• _Dataset excerpts_:
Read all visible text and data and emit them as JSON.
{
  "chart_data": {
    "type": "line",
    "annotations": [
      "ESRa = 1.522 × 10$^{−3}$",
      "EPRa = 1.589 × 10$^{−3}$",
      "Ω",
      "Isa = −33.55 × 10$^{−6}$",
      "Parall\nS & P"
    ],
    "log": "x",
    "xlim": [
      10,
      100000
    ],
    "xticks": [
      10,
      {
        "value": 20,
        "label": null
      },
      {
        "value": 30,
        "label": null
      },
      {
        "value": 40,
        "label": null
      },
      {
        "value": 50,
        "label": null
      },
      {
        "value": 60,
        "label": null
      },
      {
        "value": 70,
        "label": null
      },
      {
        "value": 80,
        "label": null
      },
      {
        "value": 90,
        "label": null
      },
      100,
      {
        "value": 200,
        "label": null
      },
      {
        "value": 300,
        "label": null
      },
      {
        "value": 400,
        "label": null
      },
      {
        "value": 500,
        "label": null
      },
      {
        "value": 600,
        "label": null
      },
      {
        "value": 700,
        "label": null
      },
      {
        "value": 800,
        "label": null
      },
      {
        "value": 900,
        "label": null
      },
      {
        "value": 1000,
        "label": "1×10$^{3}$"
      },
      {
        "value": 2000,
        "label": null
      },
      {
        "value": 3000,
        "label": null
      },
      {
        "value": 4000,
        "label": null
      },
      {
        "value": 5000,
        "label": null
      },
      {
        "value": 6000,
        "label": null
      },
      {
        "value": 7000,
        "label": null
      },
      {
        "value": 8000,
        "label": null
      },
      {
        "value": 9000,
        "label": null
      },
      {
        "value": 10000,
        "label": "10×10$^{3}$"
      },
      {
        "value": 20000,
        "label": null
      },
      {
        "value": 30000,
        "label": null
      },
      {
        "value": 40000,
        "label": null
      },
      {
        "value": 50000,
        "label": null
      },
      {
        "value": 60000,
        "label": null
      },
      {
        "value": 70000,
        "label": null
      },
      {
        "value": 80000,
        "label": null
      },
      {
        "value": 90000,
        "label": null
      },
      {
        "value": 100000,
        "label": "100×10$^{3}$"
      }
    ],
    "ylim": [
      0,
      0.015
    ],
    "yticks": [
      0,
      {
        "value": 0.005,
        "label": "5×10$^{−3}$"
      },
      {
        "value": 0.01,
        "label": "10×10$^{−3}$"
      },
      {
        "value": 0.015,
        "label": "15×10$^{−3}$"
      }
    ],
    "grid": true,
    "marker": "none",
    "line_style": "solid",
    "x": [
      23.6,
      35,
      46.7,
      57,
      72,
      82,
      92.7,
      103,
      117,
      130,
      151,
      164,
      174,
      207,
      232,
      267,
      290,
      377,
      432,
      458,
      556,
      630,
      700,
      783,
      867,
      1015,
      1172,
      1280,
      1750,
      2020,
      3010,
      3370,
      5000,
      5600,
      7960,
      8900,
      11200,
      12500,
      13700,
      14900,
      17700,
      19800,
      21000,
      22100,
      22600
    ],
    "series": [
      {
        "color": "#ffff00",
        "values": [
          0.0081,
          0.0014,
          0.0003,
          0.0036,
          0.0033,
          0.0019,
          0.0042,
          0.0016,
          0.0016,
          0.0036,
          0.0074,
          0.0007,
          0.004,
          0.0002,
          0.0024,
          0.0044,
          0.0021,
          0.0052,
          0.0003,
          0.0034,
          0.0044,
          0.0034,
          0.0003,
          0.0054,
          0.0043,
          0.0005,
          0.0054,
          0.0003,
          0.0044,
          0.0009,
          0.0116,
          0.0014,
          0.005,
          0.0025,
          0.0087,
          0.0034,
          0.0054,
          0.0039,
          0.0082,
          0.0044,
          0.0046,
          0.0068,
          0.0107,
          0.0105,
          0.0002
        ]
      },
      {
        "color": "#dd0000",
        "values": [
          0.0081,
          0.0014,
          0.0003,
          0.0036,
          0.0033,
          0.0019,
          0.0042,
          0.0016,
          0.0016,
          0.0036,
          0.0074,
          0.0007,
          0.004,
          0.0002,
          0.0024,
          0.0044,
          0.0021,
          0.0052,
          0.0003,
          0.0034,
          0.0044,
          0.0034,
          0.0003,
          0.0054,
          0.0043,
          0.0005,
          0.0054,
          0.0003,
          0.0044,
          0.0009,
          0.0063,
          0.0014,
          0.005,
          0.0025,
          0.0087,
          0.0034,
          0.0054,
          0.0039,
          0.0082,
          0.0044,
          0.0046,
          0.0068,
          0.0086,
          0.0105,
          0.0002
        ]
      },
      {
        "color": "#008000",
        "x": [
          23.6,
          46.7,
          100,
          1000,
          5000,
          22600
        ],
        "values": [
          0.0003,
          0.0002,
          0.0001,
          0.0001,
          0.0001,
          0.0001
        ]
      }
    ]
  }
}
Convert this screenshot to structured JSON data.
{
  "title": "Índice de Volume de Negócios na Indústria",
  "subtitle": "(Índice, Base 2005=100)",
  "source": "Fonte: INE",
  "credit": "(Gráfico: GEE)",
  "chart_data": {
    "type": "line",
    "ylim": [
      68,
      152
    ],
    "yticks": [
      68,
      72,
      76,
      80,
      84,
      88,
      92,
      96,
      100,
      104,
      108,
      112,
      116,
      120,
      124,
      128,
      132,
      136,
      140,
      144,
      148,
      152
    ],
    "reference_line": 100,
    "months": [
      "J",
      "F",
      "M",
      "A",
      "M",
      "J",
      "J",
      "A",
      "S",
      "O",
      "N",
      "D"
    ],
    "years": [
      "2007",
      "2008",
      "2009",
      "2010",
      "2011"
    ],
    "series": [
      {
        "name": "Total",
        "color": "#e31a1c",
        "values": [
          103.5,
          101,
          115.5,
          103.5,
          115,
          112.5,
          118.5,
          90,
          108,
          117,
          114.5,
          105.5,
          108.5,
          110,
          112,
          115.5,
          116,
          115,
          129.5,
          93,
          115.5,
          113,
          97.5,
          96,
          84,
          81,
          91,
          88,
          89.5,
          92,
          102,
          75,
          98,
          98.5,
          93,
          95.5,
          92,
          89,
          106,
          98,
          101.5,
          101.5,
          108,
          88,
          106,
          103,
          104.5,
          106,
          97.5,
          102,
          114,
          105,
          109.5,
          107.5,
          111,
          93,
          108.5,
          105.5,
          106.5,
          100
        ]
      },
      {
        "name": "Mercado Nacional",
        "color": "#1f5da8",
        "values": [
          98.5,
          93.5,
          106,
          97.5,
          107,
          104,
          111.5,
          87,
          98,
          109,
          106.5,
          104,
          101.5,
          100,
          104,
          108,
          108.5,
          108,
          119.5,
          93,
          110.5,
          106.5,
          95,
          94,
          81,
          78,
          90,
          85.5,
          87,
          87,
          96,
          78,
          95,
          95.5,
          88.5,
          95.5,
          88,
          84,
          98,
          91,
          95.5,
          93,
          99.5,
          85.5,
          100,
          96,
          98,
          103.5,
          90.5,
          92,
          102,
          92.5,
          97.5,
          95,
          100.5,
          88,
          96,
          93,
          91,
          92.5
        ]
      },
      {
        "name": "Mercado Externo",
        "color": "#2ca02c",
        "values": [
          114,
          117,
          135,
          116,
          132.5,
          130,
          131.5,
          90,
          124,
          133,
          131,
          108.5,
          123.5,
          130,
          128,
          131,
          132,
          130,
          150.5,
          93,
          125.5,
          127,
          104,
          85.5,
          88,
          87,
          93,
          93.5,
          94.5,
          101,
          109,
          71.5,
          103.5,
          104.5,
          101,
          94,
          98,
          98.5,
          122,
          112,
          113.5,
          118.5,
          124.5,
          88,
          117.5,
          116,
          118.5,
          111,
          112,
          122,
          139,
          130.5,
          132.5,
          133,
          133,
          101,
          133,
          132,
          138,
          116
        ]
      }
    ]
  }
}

• _Task directions_:
Every entry must be output again, exactly as written above.

• _Complete answer_:
Read all visible text and data and emit them as JSON.
{
  "chart_data": {
    "type": "line",
    "annotations": [
      "ESRa = 1.522 × 10$^{−3}$",
      "EPRa = 1.589 × 10$^{−3}$",
      "Ω",
      "Isa = −33.55 × 10$^{−6}$",
      "Parall\nS & P"
    ],
    "log": "x",
    "xlim": [
      10,
      100000
    ],
    "xticks": [
      10,
      {
        "value": 20,
        "label": null
      },
      {
        "value": 30,
        "label": null
      },
      {
        "value": 40,
        "label": null
      },
      {
        "value": 50,
        "label": null
      },
      {
        "value": 60,
        "label": null
      },
      {
        "value": 70,
        "label": null
      },
      {
        "value": 80,
        "label": null
      },
      {
        "value": 90,
        "label": null
      },
      100,
      {
        "value": 200,
        "label": null
      },
      {
        "value": 300,
        "label": null
      },
      {
        "value": 400,
        "label": null
      },
      {
        "value": 500,
        "label": null
      },
      {
        "value": 600,
        "label": null
      },
      {
        "value": 700,
        "label": null
      },
      {
        "value": 800,
        "label": null
      },
      {
        "value": 900,
        "label": null
      },
      {
        "value": 1000,
        "label": "1×10$^{3}$"
      },
      {
        "value": 2000,
        "label": null
      },
      {
        "value": 3000,
        "label": null
      },
      {
        "value": 4000,
        "label": null
      },
      {
        "value": 5000,
        "label": null
      },
      {
        "value": 6000,
        "label": null
      },
      {
        "value": 7000,
        "label": null
      },
      {
        "value": 8000,
        "label": null
      },
      {
        "value": 9000,
        "label": null
      },
      {
        "value": 10000,
        "label": "10×10$^{3}$"
      },
      {
        "value": 20000,
        "label": null
      },
      {
        "value": 30000,
        "label": null
      },
      {
        "value": 40000,
        "label": null
      },
      {
        "value": 50000,
        "label": null
      },
      {
        "value": 60000,
        "label": null
      },
      {
        "value": 70000,
        "label": null
      },
      {
        "value": 80000,
        "label": null
      },
      {
        "value": 90000,
        "label": null
      },
      {
        "value": 100000,
        "label": "100×10$^{3}$"
      }
    ],
    "ylim": [
      0,
      0.015
    ],
    "yticks": [
      0,
      {
        "value": 0.005,
        "label": "5×10$^{−3}$"
      },
      {
        "value": 0.01,
        "label": "10×10$^{−3}$"
      },
      {
        "value": 0.015,
        "label": "15×10$^{−3}$"
      }
    ],
    "grid": true,
    "marker": "none",
    "line_style": "solid",
    "x": [
      23.6,
      35,
      46.7,
      57,
      72,
      82,
      92.7,
      103,
      117,
      130,
      151,
      164,
      174,
      207,
      232,
      267,
      290,
      377,
      432,
      458,
      556,
      630,
      700,
      783,
      867,
      1015,
      1172,
      1280,
      1750,
      2020,
      3010,
      3370,
      5000,
      5600,
      7960,
      8900,
      11200,
      12500,
      13700,
      14900,
      17700,
      19800,
      21000,
      22100,
      22600
    ],
    "series": [
      {
        "color": "#ffff00",
        "values": [
          0.0081,
          0.0014,
          0.0003,
          0.0036,
          0.0033,
          0.0019,
          0.0042,
          0.0016,
          0.0016,
          0.0036,
          0.0074,
          0.0007,
          0.004,
          0.0002,
          0.0024,
          0.0044,
          0.0021,
          0.0052,
          0.0003,
          0.0034,
          0.0044,
          0.0034,
          0.0003,
          0.0054,
          0.0043,
          0.0005,
          0.0054,
          0.0003,
          0.0044,
          0.0009,
          0.0116,
          0.0014,
          0.005,
          0.0025,
          0.0087,
          0.0034,
          0.0054,
          0.0039,
          0.0082,
          0.0044,
          0.0046,
          0.0068,
          0.0107,
          0.0105,
          0.0002
        ]
      },
      {
        "color": "#dd0000",
        "values": [
          0.0081,
          0.0014,
          0.0003,
          0.0036,
          0.0033,
          0.0019,
          0.0042,
          0.0016,
          0.0016,
          0.0036,
          0.0074,
          0.0007,
          0.004,
          0.0002,
          0.0024,
          0.0044,
          0.0021,
          0.0052,
          0.0003,
          0.0034,
          0.0044,
          0.0034,
          0.0003,
          0.0054,
          0.0043,
          0.0005,
          0.0054,
          0.0003,
          0.0044,
          0.0009,
          0.0063,
          0.0014,
          0.005,
          0.0025,
          0.0087,
          0.0034,
          0.0054,
          0.0039,
          0.0082,
          0.0044,
          0.0046,
          0.0068,
          0.0086,
          0.0105,
          0.0002
        ]
      },
      {
        "color": "#008000",
        "x": [
          23.6,
          46.7,
          100,
          1000,
          5000,
          22600
        ],
        "values": [
          0.0003,
          0.0002,
          0.0001,
          0.0001,
          0.0001,
          0.0001
        ]
      }
    ]
  }
}
Convert this screenshot to structured JSON data.
{
  "title": "Índice de Volume de Negócios na Indústria",
  "subtitle": "(Índice, Base 2005=100)",
  "source": "Fonte: INE",
  "credit": "(Gráfico: GEE)",
  "chart_data": {
    "type": "line",
    "ylim": [
      68,
      152
    ],
    "yticks": [
      68,
      72,
      76,
      80,
      84,
      88,
      92,
      96,
      100,
      104,
      108,
      112,
      116,
      120,
      124,
      128,
      132,
      136,
      140,
      144,
      148,
      152
    ],
    "reference_line": 100,
    "months": [
      "J",
      "F",
      "M",
      "A",
      "M",
      "J",
      "J",
      "A",
      "S",
      "O",
      "N",
      "D"
    ],
    "years": [
      "2007",
      "2008",
      "2009",
      "2010",
      "2011"
    ],
    "series": [
      {
        "name": "Total",
        "color": "#e31a1c",
        "values": [
          103.5,
          101,
          115.5,
          103.5,
          115,
          112.5,
          118.5,
          90,
          108,
          117,
          114.5,
          105.5,
          108.5,
          110,
          112,
          115.5,
          116,
          115,
          129.5,
          93,
          115.5,
          113,
          97.5,
          96,
          84,
          81,
          91,
          88,
          89.5,
          92,
          102,
          75,
          98,
          98.5,
          93,
          95.5,
          92,
          89,
          106,
          98,
          101.5,
          101.5,
          108,
          88,
          106,
          103,
          104.5,
          106,
          97.5,
          102,
          114,
          105,
          109.5,
          107.5,
          111,
          93,
          108.5,
          105.5,
          106.5,
          100
        ]
      },
      {
        "name": "Mercado Nacional",
        "color": "#1f5da8",
        "values": [
          98.5,
          93.5,
          106,
          97.5,
          107,
          104,
          111.5,
          87,
          98,
          109,
          106.5,
          104,
          101.5,
          100,
          104,
          108,
          108.5,
          108,
          119.5,
          93,
          110.5,
          106.5,
          95,
          94,
          81,
          78,
          90,
          85.5,
          87,
          87,
          96,
          78,
          95,
          95.5,
          88.5,
          95.5,
          88,
          84,
          98,
          91,
          95.5,
          93,
          99.5,
          85.5,
          100,
          96,
          98,
          103.5,
          90.5,
          92,
          102,
          92.5,
          97.5,
          95,
          100.5,
          88,
          96,
          93,
          91,
          92.5
        ]
      },
      {
        "name": "Mercado Externo",
        "color": "#2ca02c",
        "values": [
          114,
          117,
          135,
          116,
          132.5,
          130,
          131.5,
          90,
          124,
          133,
          131,
          108.5,
          123.5,
          130,
          128,
          131,
          132,
          130,
          150.5,
          93,
          125.5,
          127,
          104,
          85.5,
          88,
          87,
          93,
          93.5,
          94.5,
          101,
          109,
          71.5,
          103.5,
          104.5,
          101,
          94,
          98,
          98.5,
          122,
          112,
          113.5,
          118.5,
          124.5,
          88,
          117.5,
          116,
          118.5,
          111,
          112,
          122,
          139,
          130.5,
          132.5,
          133,
          133,
          101,
          133,
          132,
          138,
          116
        ]
      }
    ]
  }
}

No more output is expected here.